#### Exercise materials

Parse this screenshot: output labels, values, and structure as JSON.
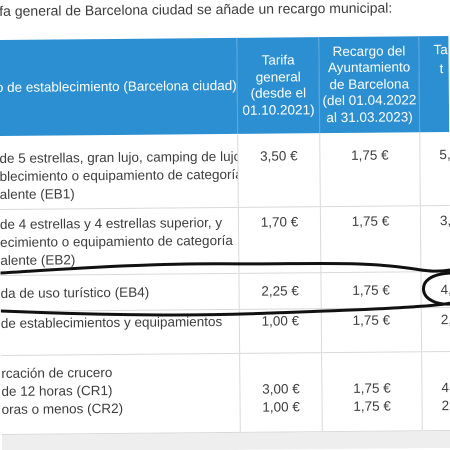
{
  "intro_text": "ifa general de Barcelona ciudad se añade un recargo municipal:",
  "header": {
    "col1": "o de establecimiento (Barcelona ciudad)",
    "col2": [
      "Tarifa",
      "general",
      "(desde el",
      "01.10.2021)"
    ],
    "col3": [
      "Recargo del",
      "Ayuntamiento",
      "de Barcelona",
      "(del 01.04.2022",
      "al 31.03.2023)"
    ],
    "col4": [
      "Ta",
      "t"
    ]
  },
  "rows": [
    {
      "desc": [
        "de 5 estrellas, gran lujo, camping de lujo",
        "blecimiento o equipamiento de categoría",
        "alente (EB1)"
      ],
      "tarifa": [
        "3,50 €"
      ],
      "recargo": [
        "1,75 €"
      ],
      "total": [
        "5,"
      ]
    },
    {
      "desc": [
        "de 4 estrellas y 4 estrellas superior, y",
        "ecimiento o equipamiento de categoría",
        "alente (EB2)"
      ],
      "tarifa": [
        "1,70 €"
      ],
      "recargo": [
        "1,75 €"
      ],
      "total": [
        "3,"
      ]
    },
    {
      "desc": [
        "da de uso turístico (EB4)"
      ],
      "tarifa": [
        "2,25 €"
      ],
      "recargo": [
        "1,75 €"
      ],
      "total": [
        "4,"
      ]
    },
    {
      "desc": [
        "de establecimientos y equipamientos"
      ],
      "tarifa": [
        "1,00 €"
      ],
      "recargo": [
        "1,75 €"
      ],
      "total": [
        "2,"
      ]
    },
    {
      "desc": [
        "rcación de crucero",
        "de 12 horas  (CR1)",
        "oras o menos (CR2)"
      ],
      "tarifa": [
        "",
        "3,00 €",
        "1,00 €"
      ],
      "recargo": [
        "",
        "1,75 €",
        "1,75 €"
      ],
      "total": [
        "",
        "4,",
        "2,"
      ]
    }
  ],
  "colors": {
    "header_bg": "#2b8fd2",
    "header_text": "#ffffff",
    "body_text": "#3d3d3d",
    "grid": "#d9d9d9",
    "ink": "#111111"
  }
}
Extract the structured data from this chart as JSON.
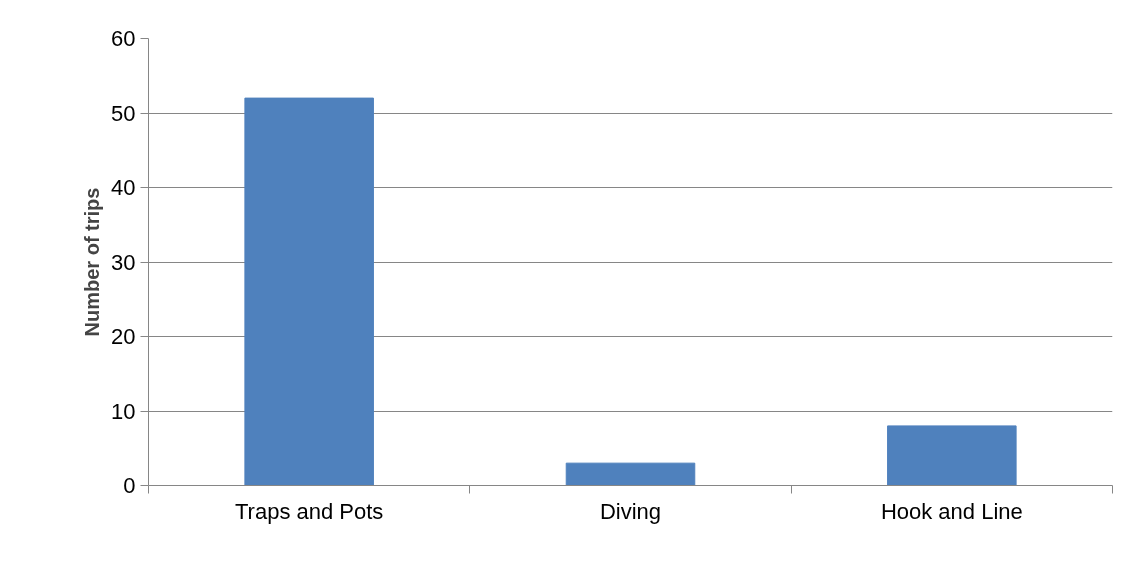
{
  "chart_data": {
    "type": "bar",
    "ylabel": "Number of trips",
    "categories": [
      "Traps and Pots",
      "Diving",
      "Hook and Line"
    ],
    "values": [
      52,
      3,
      8
    ],
    "color": "#4f81bd",
    "ylim": [
      0,
      60
    ],
    "yticks": [
      0,
      10,
      20,
      30,
      40,
      50,
      60
    ],
    "grid": "y"
  }
}
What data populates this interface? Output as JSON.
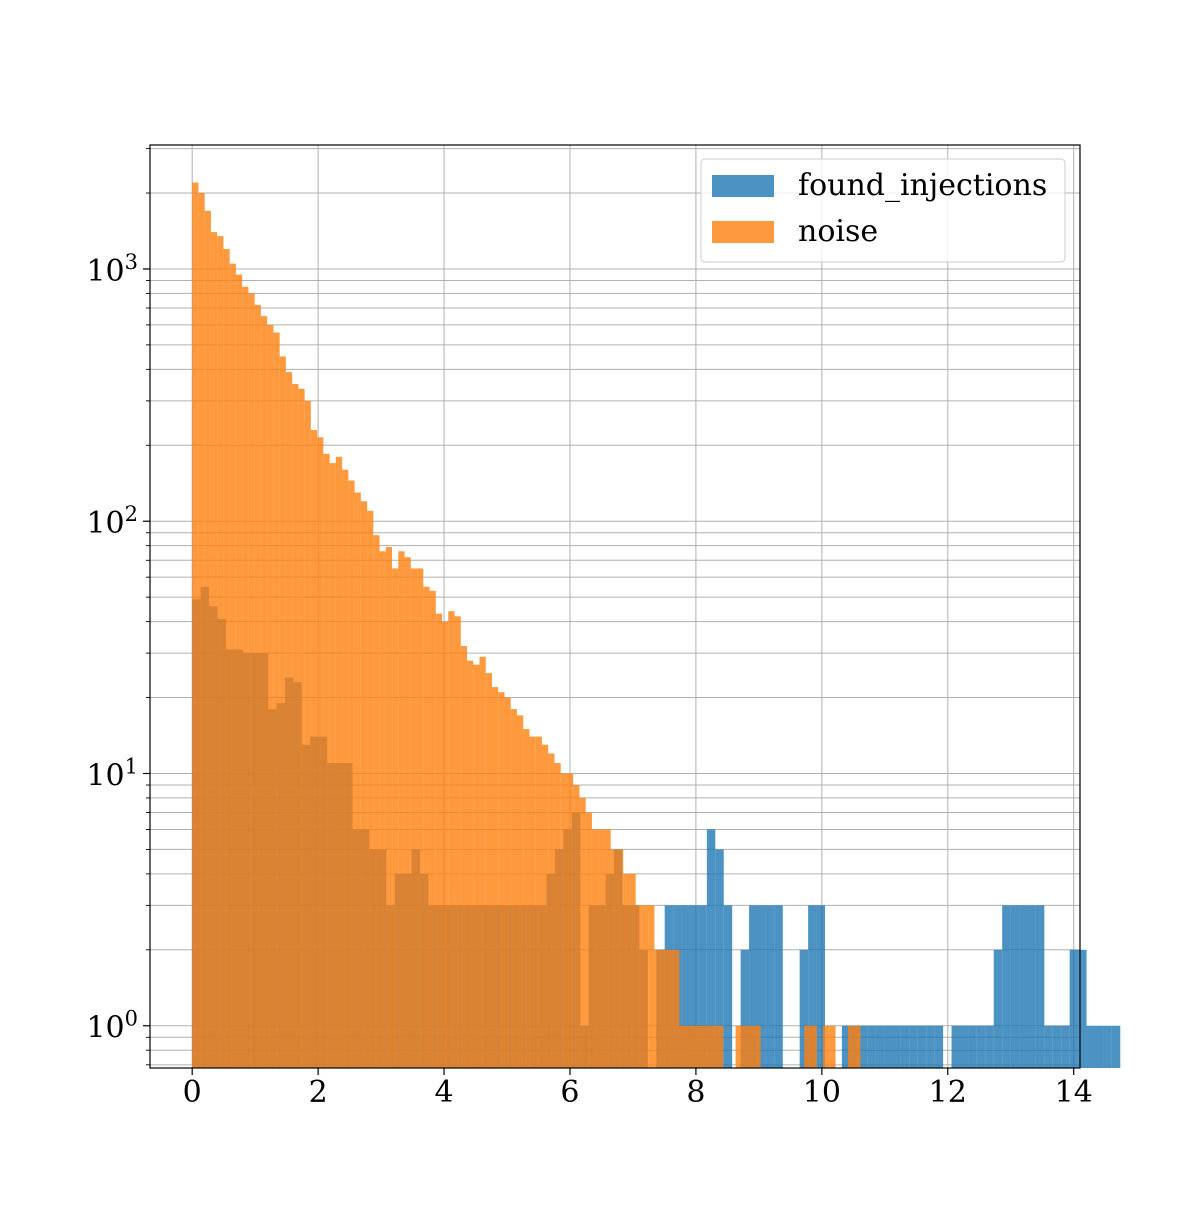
{
  "chart_data": {
    "type": "histogram",
    "x_scale": "linear",
    "y_scale": "log",
    "xlim": [
      -0.67,
      14.1
    ],
    "ylim": [
      0.68,
      3100
    ],
    "grid": true,
    "legend_position": "top-right",
    "xticks": [
      0,
      2,
      4,
      6,
      8,
      10,
      12,
      14
    ],
    "xtick_labels": [
      "0",
      "2",
      "4",
      "6",
      "8",
      "10",
      "12",
      "14"
    ],
    "yticks": [
      1,
      10,
      100,
      1000
    ],
    "ytick_labels": [
      {
        "base": "10",
        "exp": "0"
      },
      {
        "base": "10",
        "exp": "1"
      },
      {
        "base": "10",
        "exp": "2"
      },
      {
        "base": "10",
        "exp": "3"
      }
    ],
    "series": [
      {
        "name": "found_injections",
        "color": "#1f77b4",
        "alpha": 0.8,
        "bin_start": 0.0,
        "bin_width": 0.134,
        "counts": [
          49,
          55,
          46,
          41,
          31,
          31,
          30,
          30,
          30,
          18,
          19,
          24,
          23,
          13,
          14,
          14,
          11,
          11,
          11,
          6,
          6,
          5,
          5,
          3,
          4,
          4,
          5,
          4,
          3,
          3,
          3,
          3,
          3,
          3,
          3,
          3,
          3,
          3,
          3,
          3,
          3,
          3,
          4,
          5,
          6,
          7,
          1,
          3,
          3,
          4,
          5,
          3,
          3,
          2,
          0,
          2,
          3,
          3,
          3,
          3,
          3,
          6,
          5,
          3,
          0,
          2,
          3,
          3,
          3,
          3,
          0,
          0,
          2,
          3,
          3,
          0,
          0,
          1,
          1,
          1,
          1,
          1,
          1,
          1,
          1,
          1,
          1,
          1,
          1,
          0,
          1,
          1,
          1,
          1,
          1,
          2,
          3,
          3,
          3,
          3,
          3,
          1,
          1,
          1,
          2,
          2,
          1,
          1,
          1,
          1
        ]
      },
      {
        "name": "noise",
        "color": "#ff7f0e",
        "alpha": 0.8,
        "bin_start": 0.0,
        "bin_width": 0.0992,
        "counts": [
          2200,
          2000,
          1700,
          1400,
          1350,
          1200,
          1050,
          950,
          850,
          800,
          720,
          650,
          600,
          560,
          450,
          390,
          350,
          335,
          300,
          230,
          215,
          185,
          170,
          180,
          160,
          145,
          130,
          120,
          110,
          88,
          76,
          79,
          65,
          76,
          72,
          65,
          65,
          55,
          53,
          43,
          40,
          44,
          42,
          32,
          28,
          27,
          29,
          25,
          22,
          21,
          20,
          18,
          17,
          15,
          14,
          14,
          13,
          12,
          11,
          10,
          10,
          9,
          8,
          7,
          6,
          6,
          6,
          5,
          5,
          4,
          4,
          3,
          3,
          3,
          2,
          2,
          2,
          2,
          1,
          1,
          1,
          1,
          1,
          1,
          1,
          0,
          0,
          1,
          1,
          1,
          1,
          0,
          0,
          0,
          0,
          0,
          0,
          0,
          1,
          1,
          0,
          1,
          1,
          0,
          0,
          1,
          1
        ]
      }
    ]
  }
}
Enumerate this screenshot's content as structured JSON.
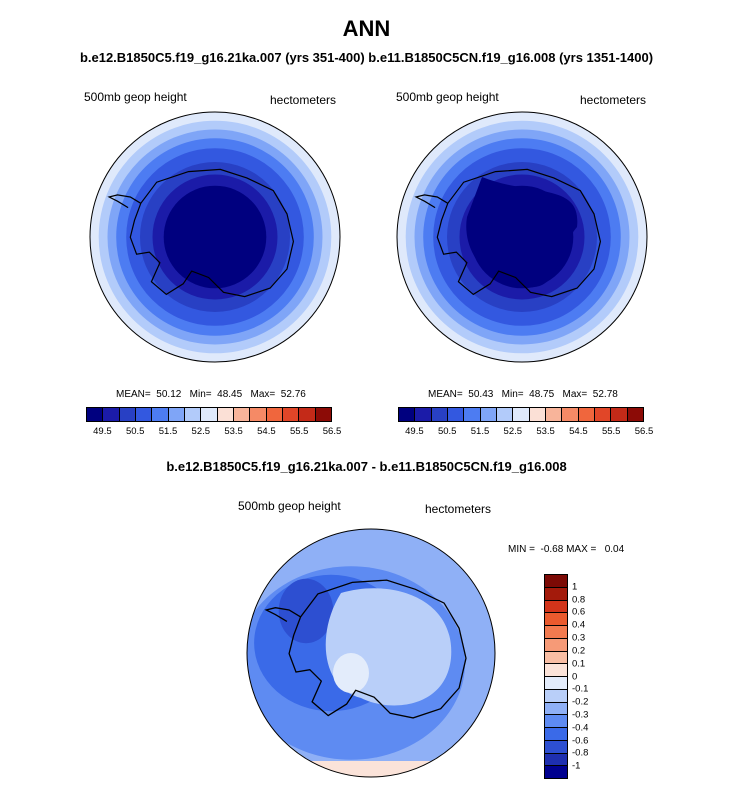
{
  "title": "ANN",
  "subtitle": "b.e12.B1850C5.f19_g16.21ka.007 (yrs 351-400) b.e11.B1850C5CN.f19_g16.008 (yrs 1351-1400)",
  "diff_title": "b.e12.B1850C5.f19_g16.21ka.007 - b.e11.B1850C5CN.f19_g16.008",
  "colors": {
    "abs_levels": [
      "#00007f",
      "#1b1ba8",
      "#2840c4",
      "#3358e0",
      "#4d7cf2",
      "#7fa5f7",
      "#b2cbfa",
      "#dfe9fb",
      "#fbe0d6",
      "#f8b49a",
      "#f58a66",
      "#f0663d",
      "#e14628",
      "#c42a18",
      "#8c0b06"
    ],
    "diff_levels": [
      "#00008f",
      "#1e2fb0",
      "#2d4fd1",
      "#3a6ae8",
      "#5e8bf2",
      "#8fb0f6",
      "#b9cff9",
      "#e3ecfb",
      "#fbe3d9",
      "#f9bea4",
      "#f69a77",
      "#f27a4f",
      "#ea5a2e",
      "#d2341a",
      "#a31a0b",
      "#7c0a05"
    ]
  },
  "chart_data": [
    {
      "type": "heatmap",
      "panel": "left",
      "variable_label": "500mb geop height",
      "units_label": "hectometers",
      "stats": {
        "mean": 50.12,
        "min": 48.45,
        "max": 52.76
      },
      "stats_text": "MEAN=  50.12   Min=  48.45   Max=  52.76",
      "colorbar_ticks": [
        "49.5",
        "50.5",
        "51.5",
        "52.5",
        "53.5",
        "54.5",
        "55.5",
        "56.5"
      ]
    },
    {
      "type": "heatmap",
      "panel": "right",
      "variable_label": "500mb geop height",
      "units_label": "hectometers",
      "stats": {
        "mean": 50.43,
        "min": 48.75,
        "max": 52.78
      },
      "stats_text": "MEAN=  50.43   Min=  48.75   Max=  52.78",
      "colorbar_ticks": [
        "49.5",
        "50.5",
        "51.5",
        "52.5",
        "53.5",
        "54.5",
        "55.5",
        "56.5"
      ]
    },
    {
      "type": "heatmap",
      "panel": "difference",
      "variable_label": "500mb geop height",
      "units_label": "hectometers",
      "stats": {
        "min": -0.68,
        "max": 0.04
      },
      "stats_text": "MIN =  -0.68 MAX =   0.04",
      "colorbar_ticks": [
        "1",
        "0.8",
        "0.6",
        "0.4",
        "0.3",
        "0.2",
        "0.1",
        "0",
        "-0.1",
        "-0.2",
        "-0.3",
        "-0.4",
        "-0.6",
        "-0.8",
        "-1"
      ]
    }
  ]
}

########

*The request*
From the entries, copy out each line containing the word "estrellas".

*Complete output*
        "de 5 estrellas, gran lujo, camping de lujo",
        "de 4 estrellas y 4 estrellas superior, y",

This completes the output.